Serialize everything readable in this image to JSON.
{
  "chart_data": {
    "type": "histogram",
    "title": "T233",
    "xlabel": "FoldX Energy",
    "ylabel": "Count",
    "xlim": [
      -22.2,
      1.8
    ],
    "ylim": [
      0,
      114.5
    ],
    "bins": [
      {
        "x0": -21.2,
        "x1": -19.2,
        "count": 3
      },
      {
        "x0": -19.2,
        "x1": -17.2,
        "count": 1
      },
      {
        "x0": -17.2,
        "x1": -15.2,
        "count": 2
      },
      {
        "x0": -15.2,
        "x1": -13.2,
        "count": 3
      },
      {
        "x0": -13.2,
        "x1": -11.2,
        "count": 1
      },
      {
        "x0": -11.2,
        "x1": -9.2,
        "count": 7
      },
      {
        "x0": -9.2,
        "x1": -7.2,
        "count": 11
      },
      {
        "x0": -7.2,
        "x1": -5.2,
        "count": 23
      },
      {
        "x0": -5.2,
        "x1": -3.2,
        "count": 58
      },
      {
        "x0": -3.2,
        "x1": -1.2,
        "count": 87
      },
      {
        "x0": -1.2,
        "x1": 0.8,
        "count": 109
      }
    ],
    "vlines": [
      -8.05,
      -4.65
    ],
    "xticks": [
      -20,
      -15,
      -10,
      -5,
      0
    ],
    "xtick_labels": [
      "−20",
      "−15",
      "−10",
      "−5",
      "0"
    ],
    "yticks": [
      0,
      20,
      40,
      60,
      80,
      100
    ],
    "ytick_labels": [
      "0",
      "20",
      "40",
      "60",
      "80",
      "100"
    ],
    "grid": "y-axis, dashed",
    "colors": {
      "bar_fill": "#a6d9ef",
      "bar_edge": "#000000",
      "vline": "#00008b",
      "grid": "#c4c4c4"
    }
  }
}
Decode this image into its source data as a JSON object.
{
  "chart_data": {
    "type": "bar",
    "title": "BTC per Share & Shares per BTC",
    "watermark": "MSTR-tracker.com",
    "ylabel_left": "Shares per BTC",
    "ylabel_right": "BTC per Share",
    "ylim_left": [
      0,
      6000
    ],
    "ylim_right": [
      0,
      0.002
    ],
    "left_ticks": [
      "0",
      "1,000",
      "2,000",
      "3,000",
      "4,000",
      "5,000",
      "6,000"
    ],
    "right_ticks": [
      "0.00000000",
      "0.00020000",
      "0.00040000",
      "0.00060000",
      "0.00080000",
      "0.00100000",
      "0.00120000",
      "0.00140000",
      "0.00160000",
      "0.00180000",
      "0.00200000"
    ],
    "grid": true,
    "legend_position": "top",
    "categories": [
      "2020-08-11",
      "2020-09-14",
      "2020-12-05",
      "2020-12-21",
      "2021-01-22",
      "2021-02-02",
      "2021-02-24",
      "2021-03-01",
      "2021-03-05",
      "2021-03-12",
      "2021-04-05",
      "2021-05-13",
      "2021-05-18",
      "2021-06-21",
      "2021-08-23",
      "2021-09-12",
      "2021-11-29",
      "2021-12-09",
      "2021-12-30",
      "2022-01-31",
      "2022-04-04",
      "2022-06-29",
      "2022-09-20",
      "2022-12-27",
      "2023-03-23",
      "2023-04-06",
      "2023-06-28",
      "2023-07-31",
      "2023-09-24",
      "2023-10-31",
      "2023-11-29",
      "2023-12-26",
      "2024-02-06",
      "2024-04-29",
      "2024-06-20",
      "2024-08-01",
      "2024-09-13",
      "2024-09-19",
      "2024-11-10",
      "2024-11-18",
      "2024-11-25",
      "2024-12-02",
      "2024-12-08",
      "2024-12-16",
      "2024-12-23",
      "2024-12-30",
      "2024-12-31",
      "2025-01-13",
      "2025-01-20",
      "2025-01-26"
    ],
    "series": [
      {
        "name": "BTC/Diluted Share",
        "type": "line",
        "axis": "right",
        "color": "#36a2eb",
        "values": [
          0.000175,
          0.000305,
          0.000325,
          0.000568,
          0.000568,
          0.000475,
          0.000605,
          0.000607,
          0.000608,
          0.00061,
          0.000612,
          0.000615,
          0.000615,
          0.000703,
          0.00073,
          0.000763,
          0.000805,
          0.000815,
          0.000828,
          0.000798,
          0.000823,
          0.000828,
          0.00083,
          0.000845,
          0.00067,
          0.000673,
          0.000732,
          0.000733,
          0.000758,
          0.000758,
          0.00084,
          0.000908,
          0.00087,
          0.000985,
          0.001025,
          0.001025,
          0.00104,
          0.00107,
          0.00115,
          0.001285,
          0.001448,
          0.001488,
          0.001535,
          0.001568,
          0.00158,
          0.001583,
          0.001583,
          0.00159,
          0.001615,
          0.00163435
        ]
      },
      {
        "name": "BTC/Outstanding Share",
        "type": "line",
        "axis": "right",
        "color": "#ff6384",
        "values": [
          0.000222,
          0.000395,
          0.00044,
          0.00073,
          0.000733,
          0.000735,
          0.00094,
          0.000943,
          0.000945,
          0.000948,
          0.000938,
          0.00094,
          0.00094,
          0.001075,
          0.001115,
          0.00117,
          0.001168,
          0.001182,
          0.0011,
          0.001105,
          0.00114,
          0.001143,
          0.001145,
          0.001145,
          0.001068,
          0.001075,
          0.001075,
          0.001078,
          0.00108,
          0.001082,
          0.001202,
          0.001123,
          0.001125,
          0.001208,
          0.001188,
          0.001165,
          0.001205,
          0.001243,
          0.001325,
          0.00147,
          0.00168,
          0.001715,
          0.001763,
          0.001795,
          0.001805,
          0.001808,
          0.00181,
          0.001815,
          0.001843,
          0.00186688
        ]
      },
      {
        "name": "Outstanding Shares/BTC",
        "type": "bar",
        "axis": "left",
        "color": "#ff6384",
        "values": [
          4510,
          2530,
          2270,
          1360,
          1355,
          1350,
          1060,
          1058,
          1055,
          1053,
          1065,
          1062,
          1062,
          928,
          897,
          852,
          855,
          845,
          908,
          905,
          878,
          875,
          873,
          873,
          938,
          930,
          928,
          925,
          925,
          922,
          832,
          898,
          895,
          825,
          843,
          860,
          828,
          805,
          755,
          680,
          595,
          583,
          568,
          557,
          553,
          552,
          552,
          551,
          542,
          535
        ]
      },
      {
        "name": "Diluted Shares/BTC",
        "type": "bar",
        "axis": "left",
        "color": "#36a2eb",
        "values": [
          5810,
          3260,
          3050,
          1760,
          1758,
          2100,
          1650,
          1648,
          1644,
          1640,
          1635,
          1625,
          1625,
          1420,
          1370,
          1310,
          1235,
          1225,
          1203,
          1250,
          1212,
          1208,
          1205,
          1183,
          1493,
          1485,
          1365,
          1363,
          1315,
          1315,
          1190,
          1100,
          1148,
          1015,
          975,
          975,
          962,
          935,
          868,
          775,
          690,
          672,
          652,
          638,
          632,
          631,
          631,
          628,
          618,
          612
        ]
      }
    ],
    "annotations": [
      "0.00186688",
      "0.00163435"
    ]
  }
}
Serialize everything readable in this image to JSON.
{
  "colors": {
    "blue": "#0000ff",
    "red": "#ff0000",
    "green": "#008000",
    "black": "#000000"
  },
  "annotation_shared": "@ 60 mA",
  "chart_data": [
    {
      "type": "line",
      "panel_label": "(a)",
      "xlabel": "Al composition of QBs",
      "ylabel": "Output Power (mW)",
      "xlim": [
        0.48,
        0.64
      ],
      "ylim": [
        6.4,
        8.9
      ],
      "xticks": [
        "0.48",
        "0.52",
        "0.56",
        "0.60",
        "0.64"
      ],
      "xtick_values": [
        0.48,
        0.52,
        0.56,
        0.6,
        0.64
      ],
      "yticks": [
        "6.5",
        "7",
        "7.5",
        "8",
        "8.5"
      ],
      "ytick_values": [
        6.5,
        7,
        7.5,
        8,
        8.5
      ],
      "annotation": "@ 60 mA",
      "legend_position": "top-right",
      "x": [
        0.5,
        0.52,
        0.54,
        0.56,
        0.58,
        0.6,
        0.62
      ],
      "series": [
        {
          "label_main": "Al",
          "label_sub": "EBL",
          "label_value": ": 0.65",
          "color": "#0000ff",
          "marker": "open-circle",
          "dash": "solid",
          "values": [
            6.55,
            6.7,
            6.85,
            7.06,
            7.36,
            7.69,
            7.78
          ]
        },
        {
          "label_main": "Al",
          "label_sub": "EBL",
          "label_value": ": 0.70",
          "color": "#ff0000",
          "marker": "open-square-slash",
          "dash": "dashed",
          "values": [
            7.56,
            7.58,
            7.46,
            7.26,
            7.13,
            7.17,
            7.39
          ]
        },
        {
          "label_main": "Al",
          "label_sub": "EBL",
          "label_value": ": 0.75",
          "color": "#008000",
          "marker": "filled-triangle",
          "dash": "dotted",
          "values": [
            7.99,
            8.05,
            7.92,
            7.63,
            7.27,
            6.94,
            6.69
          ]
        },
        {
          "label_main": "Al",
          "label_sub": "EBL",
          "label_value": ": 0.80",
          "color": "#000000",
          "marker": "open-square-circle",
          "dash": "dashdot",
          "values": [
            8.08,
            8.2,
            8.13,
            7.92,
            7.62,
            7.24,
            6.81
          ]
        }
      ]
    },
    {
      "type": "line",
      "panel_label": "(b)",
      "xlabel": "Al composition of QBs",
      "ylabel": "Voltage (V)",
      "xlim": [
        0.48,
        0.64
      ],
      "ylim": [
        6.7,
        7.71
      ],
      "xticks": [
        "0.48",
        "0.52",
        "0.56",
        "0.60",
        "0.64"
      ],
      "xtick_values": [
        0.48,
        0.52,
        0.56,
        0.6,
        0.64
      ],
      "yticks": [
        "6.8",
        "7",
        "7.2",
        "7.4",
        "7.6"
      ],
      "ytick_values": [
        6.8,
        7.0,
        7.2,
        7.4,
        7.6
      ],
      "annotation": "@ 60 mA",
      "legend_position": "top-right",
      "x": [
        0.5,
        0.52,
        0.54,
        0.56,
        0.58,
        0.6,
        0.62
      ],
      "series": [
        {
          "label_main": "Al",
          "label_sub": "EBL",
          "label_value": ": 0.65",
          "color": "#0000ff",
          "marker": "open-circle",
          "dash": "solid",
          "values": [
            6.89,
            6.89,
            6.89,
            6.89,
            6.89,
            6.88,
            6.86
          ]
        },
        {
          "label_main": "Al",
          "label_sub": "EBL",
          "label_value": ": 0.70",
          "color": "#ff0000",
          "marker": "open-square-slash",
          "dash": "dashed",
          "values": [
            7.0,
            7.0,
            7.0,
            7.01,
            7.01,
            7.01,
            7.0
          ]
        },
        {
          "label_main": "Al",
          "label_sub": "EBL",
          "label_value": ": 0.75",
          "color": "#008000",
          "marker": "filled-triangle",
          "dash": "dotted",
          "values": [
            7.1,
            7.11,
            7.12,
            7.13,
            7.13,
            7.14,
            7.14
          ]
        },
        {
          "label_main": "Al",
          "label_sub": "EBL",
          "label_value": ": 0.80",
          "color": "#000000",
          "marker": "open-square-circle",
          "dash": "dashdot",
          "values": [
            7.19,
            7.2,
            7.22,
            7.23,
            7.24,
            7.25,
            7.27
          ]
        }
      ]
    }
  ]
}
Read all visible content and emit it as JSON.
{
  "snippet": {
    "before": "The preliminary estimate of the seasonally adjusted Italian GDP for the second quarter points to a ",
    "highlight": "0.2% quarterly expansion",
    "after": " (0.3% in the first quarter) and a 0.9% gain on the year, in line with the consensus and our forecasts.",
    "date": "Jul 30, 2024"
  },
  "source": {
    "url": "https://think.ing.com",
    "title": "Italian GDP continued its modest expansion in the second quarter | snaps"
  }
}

▬▬▬▬▬▬▬▬▬▬

Reproduce the lines word for word, starting at the one holding "Read all visible content and emit it as JSON." and ending at the final line of the material above.

■ **RESPONSE TO THIS TASK**
Read all visible content and emit it as JSON.
{
  "snippet": {
    "before": "The preliminary estimate of the seasonally adjusted Italian GDP for the second quarter points to a ",
    "highlight": "0.2% quarterly expansion",
    "after": " (0.3% in the first quarter) and a 0.9% gain on the year, in line with the consensus and our forecasts.",
    "date": "Jul 30, 2024"
  },
  "source": {
    "url": "https://think.ing.com",
    "title": "Italian GDP continued its modest expansion in the second quarter | snaps"
  }
}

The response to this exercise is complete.